-- start Records for this task --
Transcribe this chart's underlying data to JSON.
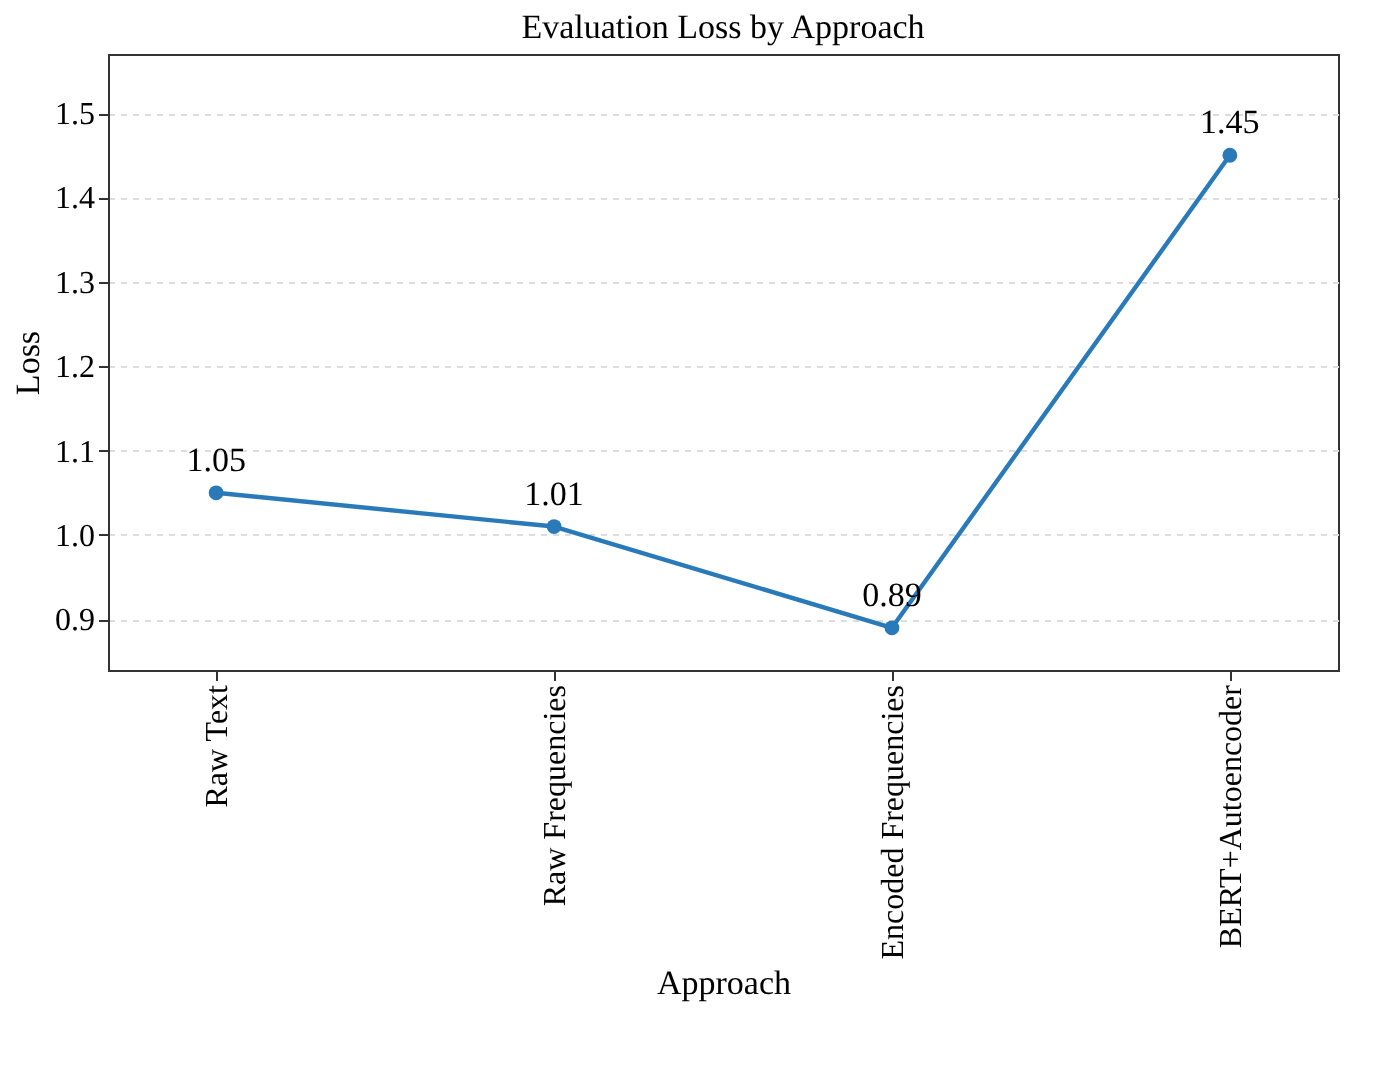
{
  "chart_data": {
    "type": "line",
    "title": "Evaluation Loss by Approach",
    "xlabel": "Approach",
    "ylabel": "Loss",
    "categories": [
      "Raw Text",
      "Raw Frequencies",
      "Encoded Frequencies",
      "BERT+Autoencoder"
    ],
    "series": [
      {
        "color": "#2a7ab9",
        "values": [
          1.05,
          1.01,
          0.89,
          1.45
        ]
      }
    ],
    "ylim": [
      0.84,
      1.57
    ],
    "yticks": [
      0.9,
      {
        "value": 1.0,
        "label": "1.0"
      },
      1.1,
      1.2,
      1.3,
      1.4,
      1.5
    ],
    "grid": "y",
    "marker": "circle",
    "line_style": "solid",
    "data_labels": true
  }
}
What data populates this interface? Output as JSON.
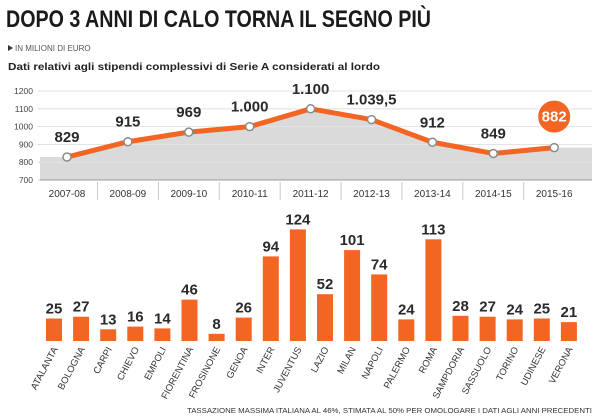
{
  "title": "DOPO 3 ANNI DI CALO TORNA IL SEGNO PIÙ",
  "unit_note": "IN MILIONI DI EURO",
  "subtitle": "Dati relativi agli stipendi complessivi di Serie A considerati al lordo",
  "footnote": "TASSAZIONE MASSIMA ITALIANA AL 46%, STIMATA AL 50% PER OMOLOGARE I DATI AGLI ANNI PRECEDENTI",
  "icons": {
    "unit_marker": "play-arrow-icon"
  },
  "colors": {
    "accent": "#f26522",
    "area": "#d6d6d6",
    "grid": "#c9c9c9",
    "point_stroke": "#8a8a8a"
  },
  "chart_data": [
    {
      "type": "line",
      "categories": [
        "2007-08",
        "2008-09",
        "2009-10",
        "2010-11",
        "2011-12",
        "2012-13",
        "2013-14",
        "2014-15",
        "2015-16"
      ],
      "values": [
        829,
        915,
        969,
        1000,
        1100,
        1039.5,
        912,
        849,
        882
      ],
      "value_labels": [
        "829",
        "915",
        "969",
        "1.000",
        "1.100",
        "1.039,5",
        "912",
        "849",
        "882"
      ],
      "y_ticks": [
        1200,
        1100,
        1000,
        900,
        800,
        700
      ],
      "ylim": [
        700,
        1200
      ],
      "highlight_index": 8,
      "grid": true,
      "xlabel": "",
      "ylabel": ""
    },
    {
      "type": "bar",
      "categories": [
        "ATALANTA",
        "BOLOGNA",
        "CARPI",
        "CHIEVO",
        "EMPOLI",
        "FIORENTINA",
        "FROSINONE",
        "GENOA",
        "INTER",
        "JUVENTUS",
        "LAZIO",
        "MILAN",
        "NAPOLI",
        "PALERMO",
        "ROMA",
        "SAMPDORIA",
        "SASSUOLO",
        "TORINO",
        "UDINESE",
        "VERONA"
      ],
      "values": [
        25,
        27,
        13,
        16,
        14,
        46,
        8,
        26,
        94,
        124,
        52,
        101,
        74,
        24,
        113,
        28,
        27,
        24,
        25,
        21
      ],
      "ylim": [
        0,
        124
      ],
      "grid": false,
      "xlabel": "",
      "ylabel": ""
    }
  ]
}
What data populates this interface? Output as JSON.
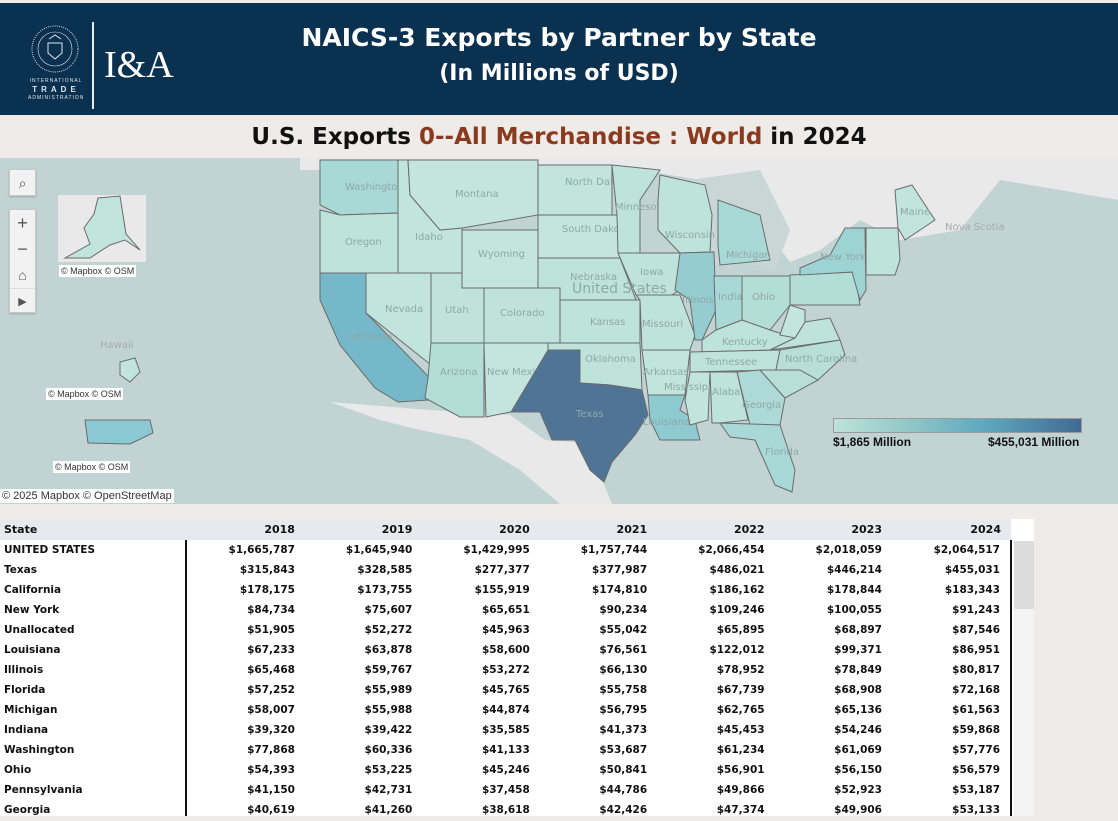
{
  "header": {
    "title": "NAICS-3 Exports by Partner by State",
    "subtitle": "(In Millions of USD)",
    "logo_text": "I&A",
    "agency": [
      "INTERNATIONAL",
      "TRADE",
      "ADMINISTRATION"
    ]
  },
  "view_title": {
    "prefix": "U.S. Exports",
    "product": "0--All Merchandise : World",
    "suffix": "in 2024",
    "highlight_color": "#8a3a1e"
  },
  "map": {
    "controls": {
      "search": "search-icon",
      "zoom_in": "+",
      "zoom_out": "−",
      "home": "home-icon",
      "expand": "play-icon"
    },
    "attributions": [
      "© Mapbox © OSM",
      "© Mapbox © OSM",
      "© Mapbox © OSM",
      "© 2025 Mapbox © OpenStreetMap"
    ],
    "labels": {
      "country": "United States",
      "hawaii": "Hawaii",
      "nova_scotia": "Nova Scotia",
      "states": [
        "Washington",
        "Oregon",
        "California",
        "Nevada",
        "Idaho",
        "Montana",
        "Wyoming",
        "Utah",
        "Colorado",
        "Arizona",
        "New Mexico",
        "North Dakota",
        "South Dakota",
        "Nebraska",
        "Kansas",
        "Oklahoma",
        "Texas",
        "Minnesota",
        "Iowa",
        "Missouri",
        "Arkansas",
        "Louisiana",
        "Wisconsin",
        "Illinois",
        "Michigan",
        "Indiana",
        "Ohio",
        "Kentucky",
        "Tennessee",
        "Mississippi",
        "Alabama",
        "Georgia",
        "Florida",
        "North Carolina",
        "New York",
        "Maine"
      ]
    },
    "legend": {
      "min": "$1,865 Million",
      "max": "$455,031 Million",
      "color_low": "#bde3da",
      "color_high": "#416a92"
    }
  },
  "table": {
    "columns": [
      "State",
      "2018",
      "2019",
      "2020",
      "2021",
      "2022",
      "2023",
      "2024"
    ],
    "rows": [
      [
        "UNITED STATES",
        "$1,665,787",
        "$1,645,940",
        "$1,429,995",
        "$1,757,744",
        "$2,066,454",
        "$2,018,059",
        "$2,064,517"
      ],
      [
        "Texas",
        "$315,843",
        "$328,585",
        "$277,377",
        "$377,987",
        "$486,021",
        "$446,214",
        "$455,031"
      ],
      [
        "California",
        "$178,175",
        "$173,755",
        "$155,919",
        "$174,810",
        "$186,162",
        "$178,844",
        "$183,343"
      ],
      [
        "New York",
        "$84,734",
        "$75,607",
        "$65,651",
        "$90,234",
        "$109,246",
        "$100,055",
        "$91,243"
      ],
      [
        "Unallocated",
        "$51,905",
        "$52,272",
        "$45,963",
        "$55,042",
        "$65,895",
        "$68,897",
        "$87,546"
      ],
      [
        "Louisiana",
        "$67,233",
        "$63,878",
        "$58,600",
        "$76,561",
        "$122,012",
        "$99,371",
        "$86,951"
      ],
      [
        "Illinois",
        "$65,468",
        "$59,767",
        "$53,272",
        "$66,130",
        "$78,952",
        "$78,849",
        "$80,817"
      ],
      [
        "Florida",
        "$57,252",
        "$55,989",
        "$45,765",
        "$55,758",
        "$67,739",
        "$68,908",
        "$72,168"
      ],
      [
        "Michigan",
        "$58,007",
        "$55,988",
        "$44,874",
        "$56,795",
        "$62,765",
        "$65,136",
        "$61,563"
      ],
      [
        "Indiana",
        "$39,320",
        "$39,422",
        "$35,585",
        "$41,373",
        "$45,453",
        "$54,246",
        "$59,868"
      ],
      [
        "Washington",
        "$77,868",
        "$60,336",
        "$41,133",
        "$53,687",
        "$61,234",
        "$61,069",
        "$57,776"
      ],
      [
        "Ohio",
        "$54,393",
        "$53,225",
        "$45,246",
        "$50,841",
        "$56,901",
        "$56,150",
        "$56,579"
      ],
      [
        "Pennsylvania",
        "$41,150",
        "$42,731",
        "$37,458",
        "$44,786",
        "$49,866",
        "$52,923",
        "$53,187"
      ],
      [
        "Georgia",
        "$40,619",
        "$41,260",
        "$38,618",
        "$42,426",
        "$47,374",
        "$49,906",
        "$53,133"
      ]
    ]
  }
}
-- end Records for this task --
**Given problem**:
Copy the records exactly as they appear, excluding images.

**Correct result**:
Transcribe this chart's underlying data to JSON.
{
  "chart_data": {
    "type": "line",
    "title": "Evaluation Loss by Approach",
    "xlabel": "Approach",
    "ylabel": "Loss",
    "categories": [
      "Raw Text",
      "Raw Frequencies",
      "Encoded Frequencies",
      "BERT+Autoencoder"
    ],
    "series": [
      {
        "color": "#2a7ab9",
        "values": [
          1.05,
          1.01,
          0.89,
          1.45
        ]
      }
    ],
    "ylim": [
      0.84,
      1.57
    ],
    "yticks": [
      0.9,
      {
        "value": 1.0,
        "label": "1.0"
      },
      1.1,
      1.2,
      1.3,
      1.4,
      1.5
    ],
    "grid": "y",
    "marker": "circle",
    "line_style": "solid",
    "data_labels": true
  }
}
What data populates this interface? Output as JSON.
{
  "title": "DOPO 3 ANNI DI CALO TORNA IL SEGNO PIÙ",
  "unit_note": "IN MILIONI DI EURO",
  "subtitle": "Dati relativi agli stipendi complessivi di Serie A considerati al lordo",
  "footnote": "TASSAZIONE MASSIMA ITALIANA AL 46%, STIMATA AL 50% PER OMOLOGARE I DATI AGLI ANNI PRECEDENTI",
  "icons": {
    "unit_marker": "play-arrow-icon"
  },
  "colors": {
    "accent": "#f26522",
    "area": "#d6d6d6",
    "grid": "#c9c9c9",
    "point_stroke": "#8a8a8a"
  },
  "chart_data": [
    {
      "type": "line",
      "categories": [
        "2007-08",
        "2008-09",
        "2009-10",
        "2010-11",
        "2011-12",
        "2012-13",
        "2013-14",
        "2014-15",
        "2015-16"
      ],
      "values": [
        829,
        915,
        969,
        1000,
        1100,
        1039.5,
        912,
        849,
        882
      ],
      "value_labels": [
        "829",
        "915",
        "969",
        "1.000",
        "1.100",
        "1.039,5",
        "912",
        "849",
        "882"
      ],
      "y_ticks": [
        1200,
        1100,
        1000,
        900,
        800,
        700
      ],
      "ylim": [
        700,
        1200
      ],
      "highlight_index": 8,
      "grid": true,
      "xlabel": "",
      "ylabel": ""
    },
    {
      "type": "bar",
      "categories": [
        "ATALANTA",
        "BOLOGNA",
        "CARPI",
        "CHIEVO",
        "EMPOLI",
        "FIORENTINA",
        "FROSINONE",
        "GENOA",
        "INTER",
        "JUVENTUS",
        "LAZIO",
        "MILAN",
        "NAPOLI",
        "PALERMO",
        "ROMA",
        "SAMPDORIA",
        "SASSUOLO",
        "TORINO",
        "UDINESE",
        "VERONA"
      ],
      "values": [
        25,
        27,
        13,
        16,
        14,
        46,
        8,
        26,
        94,
        124,
        52,
        101,
        74,
        24,
        113,
        28,
        27,
        24,
        25,
        21
      ],
      "ylim": [
        0,
        124
      ],
      "grid": false,
      "xlabel": "",
      "ylabel": ""
    }
  ]
}
What data populates this interface? Output as JSON.
{
  "header": {
    "title": "NAICS-3 Exports by Partner by State",
    "subtitle": "(In Millions of USD)",
    "logo_text": "I&A",
    "agency": [
      "INTERNATIONAL",
      "TRADE",
      "ADMINISTRATION"
    ]
  },
  "view_title": {
    "prefix": "U.S. Exports",
    "product": "0--All Merchandise : World",
    "suffix": "in 2024",
    "highlight_color": "#8a3a1e"
  },
  "map": {
    "controls": {
      "search": "search-icon",
      "zoom_in": "+",
      "zoom_out": "−",
      "home": "home-icon",
      "expand": "play-icon"
    },
    "attributions": [
      "© Mapbox © OSM",
      "© Mapbox © OSM",
      "© Mapbox © OSM",
      "© 2025 Mapbox © OpenStreetMap"
    ],
    "labels": {
      "country": "United States",
      "hawaii": "Hawaii",
      "nova_scotia": "Nova Scotia",
      "states": [
        "Washington",
        "Oregon",
        "California",
        "Nevada",
        "Idaho",
        "Montana",
        "Wyoming",
        "Utah",
        "Colorado",
        "Arizona",
        "New Mexico",
        "North Dakota",
        "South Dakota",
        "Nebraska",
        "Kansas",
        "Oklahoma",
        "Texas",
        "Minnesota",
        "Iowa",
        "Missouri",
        "Arkansas",
        "Louisiana",
        "Wisconsin",
        "Illinois",
        "Michigan",
        "Indiana",
        "Ohio",
        "Kentucky",
        "Tennessee",
        "Mississippi",
        "Alabama",
        "Georgia",
        "Florida",
        "North Carolina",
        "New York",
        "Maine"
      ]
    },
    "legend": {
      "min": "$1,865 Million",
      "max": "$455,031 Million",
      "color_low": "#bde3da",
      "color_high": "#416a92"
    }
  },
  "table": {
    "columns": [
      "State",
      "2018",
      "2019",
      "2020",
      "2021",
      "2022",
      "2023",
      "2024"
    ],
    "rows": [
      [
        "UNITED STATES",
        "$1,665,787",
        "$1,645,940",
        "$1,429,995",
        "$1,757,744",
        "$2,066,454",
        "$2,018,059",
        "$2,064,517"
      ],
      [
        "Texas",
        "$315,843",
        "$328,585",
        "$277,377",
        "$377,987",
        "$486,021",
        "$446,214",
        "$455,031"
      ],
      [
        "California",
        "$178,175",
        "$173,755",
        "$155,919",
        "$174,810",
        "$186,162",
        "$178,844",
        "$183,343"
      ],
      [
        "New York",
        "$84,734",
        "$75,607",
        "$65,651",
        "$90,234",
        "$109,246",
        "$100,055",
        "$91,243"
      ],
      [
        "Unallocated",
        "$51,905",
        "$52,272",
        "$45,963",
        "$55,042",
        "$65,895",
        "$68,897",
        "$87,546"
      ],
      [
        "Louisiana",
        "$67,233",
        "$63,878",
        "$58,600",
        "$76,561",
        "$122,012",
        "$99,371",
        "$86,951"
      ],
      [
        "Illinois",
        "$65,468",
        "$59,767",
        "$53,272",
        "$66,130",
        "$78,952",
        "$78,849",
        "$80,817"
      ],
      [
        "Florida",
        "$57,252",
        "$55,989",
        "$45,765",
        "$55,758",
        "$67,739",
        "$68,908",
        "$72,168"
      ],
      [
        "Michigan",
        "$58,007",
        "$55,988",
        "$44,874",
        "$56,795",
        "$62,765",
        "$65,136",
        "$61,563"
      ],
      [
        "Indiana",
        "$39,320",
        "$39,422",
        "$35,585",
        "$41,373",
        "$45,453",
        "$54,246",
        "$59,868"
      ],
      [
        "Washington",
        "$77,868",
        "$60,336",
        "$41,133",
        "$53,687",
        "$61,234",
        "$61,069",
        "$57,776"
      ],
      [
        "Ohio",
        "$54,393",
        "$53,225",
        "$45,246",
        "$50,841",
        "$56,901",
        "$56,150",
        "$56,579"
      ],
      [
        "Pennsylvania",
        "$41,150",
        "$42,731",
        "$37,458",
        "$44,786",
        "$49,866",
        "$52,923",
        "$53,187"
      ],
      [
        "Georgia",
        "$40,619",
        "$41,260",
        "$38,618",
        "$42,426",
        "$47,374",
        "$49,906",
        "$53,133"
      ]
    ]
  }
}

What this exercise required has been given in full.